Aufgabe 1.
Beantworten Sie anhand des Auszugs zu Patentanwälten in einer Anwalts-AG folgende Fragen:
(a) Welches Datum ist im Auszug angegeben?
(b) Wer wird als Autor genannt?
(c) An welchem Tag reichte die F AG ihre Eingabe ein?

Auszug.
BGFA 8 Abs. 1 lit. d; PatGG 29

Datum:
03.09.2024
Rubrik:
Gerichtsentscheide / Rechtsprechung
Rechtsgebiet:
Anwälte / Mediatoren
Thema:
Patentanwälte / Anforderungen an eine Anwaltskörperschaft
Stichworte:
Aktionariat, Anwalts-AG, Anwaltskanzlei, Geschäftsleitung, Patentanwälte, Verwaltungsrat, Zulassung
Erlass:
BGFA 8 Abs. 1 lit. d; PatGG 29
Entscheid:
VB.2022.00753 (URT.2024.25249)
Autor:
LawMedia Redaktion
Verlag:
LAWMEDIA AG

Sachverhalt

Im konkreten Fall ging es um die Frage der Zulässigkeit unabhängiger Patentanwälte im Sinne von PatGG 29 Abs. 1 im Aktionariat, Verwaltungsrat und der Geschäftsleitung einer als Aktiengesellschaft organisierten Anwaltskanzlei.

Prozess-History

  • Feststellungsbegehren der F AG
    • Mit Eingabe vom 20. Mai 2022 informierte die F <AG> die Aufsichtskommission über die Anwältinnen und Anwälte (fortan: Aufsichtskommission) über eine beabsichtigte Statutenänderung und beantragte die Feststellung, dass die Voraussetzung der persönlichen Unabhängigkeit im Sinne von Art. 8 Abs. 1 lit. d des Bundesgesetzes vom 23. Juni 2000 über die Freizügigkeit der Anwältinnen und Anwälte (BGFA; SR 935.61) der bei ihr angestellten Rechtsanwältinnen und Rechtsanwälte auch nach deren Vornahme erfüllt sei.

Eingabe.
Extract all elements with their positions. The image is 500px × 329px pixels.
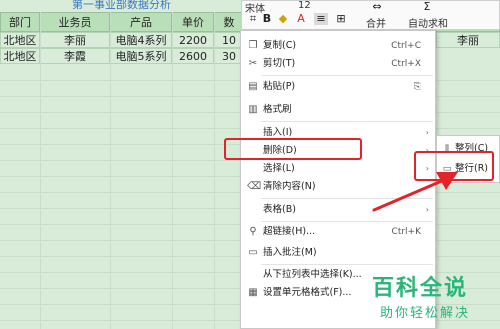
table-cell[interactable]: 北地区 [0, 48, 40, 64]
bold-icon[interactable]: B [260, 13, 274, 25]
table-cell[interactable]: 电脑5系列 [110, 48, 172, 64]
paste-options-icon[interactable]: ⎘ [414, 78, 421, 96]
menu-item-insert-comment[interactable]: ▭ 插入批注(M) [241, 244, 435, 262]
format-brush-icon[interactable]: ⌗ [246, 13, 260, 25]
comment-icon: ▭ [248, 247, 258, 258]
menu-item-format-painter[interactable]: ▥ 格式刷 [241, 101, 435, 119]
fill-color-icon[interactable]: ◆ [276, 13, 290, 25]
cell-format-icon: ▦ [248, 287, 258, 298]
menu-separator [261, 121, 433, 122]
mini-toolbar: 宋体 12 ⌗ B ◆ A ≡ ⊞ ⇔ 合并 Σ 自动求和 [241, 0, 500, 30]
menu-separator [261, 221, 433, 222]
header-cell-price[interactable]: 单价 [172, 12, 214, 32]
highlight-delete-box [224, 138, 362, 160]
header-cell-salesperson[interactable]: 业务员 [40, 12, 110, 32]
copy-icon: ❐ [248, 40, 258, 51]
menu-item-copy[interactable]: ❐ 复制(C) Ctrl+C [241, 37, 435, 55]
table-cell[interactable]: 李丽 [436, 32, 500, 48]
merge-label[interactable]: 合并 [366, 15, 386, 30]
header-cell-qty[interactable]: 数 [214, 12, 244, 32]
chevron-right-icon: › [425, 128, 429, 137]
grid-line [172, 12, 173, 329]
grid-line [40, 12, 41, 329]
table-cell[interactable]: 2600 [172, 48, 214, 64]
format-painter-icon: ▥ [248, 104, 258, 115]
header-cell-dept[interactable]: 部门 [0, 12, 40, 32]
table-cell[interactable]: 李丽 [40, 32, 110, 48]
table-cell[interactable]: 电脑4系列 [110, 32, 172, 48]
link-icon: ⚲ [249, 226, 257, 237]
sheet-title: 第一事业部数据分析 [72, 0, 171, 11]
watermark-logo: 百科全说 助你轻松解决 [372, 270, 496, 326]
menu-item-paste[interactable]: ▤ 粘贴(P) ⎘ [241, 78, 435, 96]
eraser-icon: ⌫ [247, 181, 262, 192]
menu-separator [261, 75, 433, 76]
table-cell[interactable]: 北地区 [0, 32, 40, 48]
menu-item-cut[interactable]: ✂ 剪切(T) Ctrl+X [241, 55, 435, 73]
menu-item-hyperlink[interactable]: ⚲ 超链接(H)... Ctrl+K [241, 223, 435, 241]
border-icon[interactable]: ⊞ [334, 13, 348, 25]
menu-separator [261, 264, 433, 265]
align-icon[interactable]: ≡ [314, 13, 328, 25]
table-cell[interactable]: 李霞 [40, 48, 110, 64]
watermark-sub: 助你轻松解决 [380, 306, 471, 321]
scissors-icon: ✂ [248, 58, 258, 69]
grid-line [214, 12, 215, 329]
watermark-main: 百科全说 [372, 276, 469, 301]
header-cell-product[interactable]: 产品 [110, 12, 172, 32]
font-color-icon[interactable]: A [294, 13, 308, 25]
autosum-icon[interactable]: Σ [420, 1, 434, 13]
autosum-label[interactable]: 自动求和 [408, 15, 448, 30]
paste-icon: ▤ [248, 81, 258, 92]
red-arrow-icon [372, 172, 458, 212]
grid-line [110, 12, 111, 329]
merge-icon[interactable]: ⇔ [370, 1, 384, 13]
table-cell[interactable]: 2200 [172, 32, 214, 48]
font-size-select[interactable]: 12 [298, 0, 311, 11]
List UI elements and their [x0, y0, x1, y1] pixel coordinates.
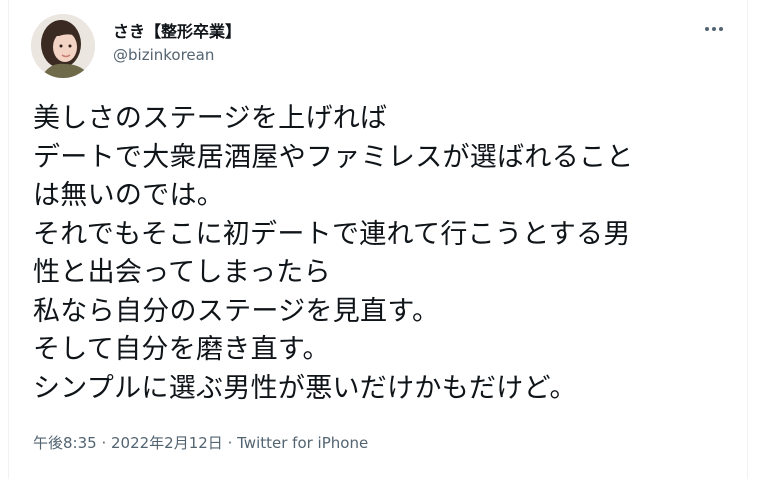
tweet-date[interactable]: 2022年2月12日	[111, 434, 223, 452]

Aufgabe 2.
Schreiben Sie aus den Datensätzen die Zeilen von der Zeile mit „table-cell[interactable]: 北地区 [0, 48, 40, 64]“ bis zur Zeile mit „mini-toolbar: 宋体 12“ genau ab, beide eingeschlossen.

Vollständige Antwort 1.
(a) 03.09.2024
(b) LawMedia Redaktion
(c) Am 20. Mai 2022

Vollständige Antwort 2.
table-cell[interactable]: 北地区 [0, 48, 40, 64]
bold-icon[interactable]: B [260, 13, 274, 25]
table-cell[interactable]: 电脑5系列 [110, 48, 172, 64]
paste-options-icon[interactable]: ⎘ [414, 78, 421, 96]
menu-item-insert-comment[interactable]: ▭ 插入批注(M) [241, 244, 435, 262]
format-brush-icon[interactable]: ⌗ [246, 13, 260, 25]
comment-icon: ▭ [248, 247, 258, 258]
menu-item-format-painter[interactable]: ▥ 格式刷 [241, 101, 435, 119]
fill-color-icon[interactable]: ◆ [276, 13, 290, 25]
cell-format-icon: ▦ [248, 287, 258, 298]
menu-separator [261, 121, 433, 122]
mini-toolbar: 宋体 12 ⌗ B ◆ A ≡ ⊞ ⇔ 合并 Σ 自动求和 [241, 0, 500, 30]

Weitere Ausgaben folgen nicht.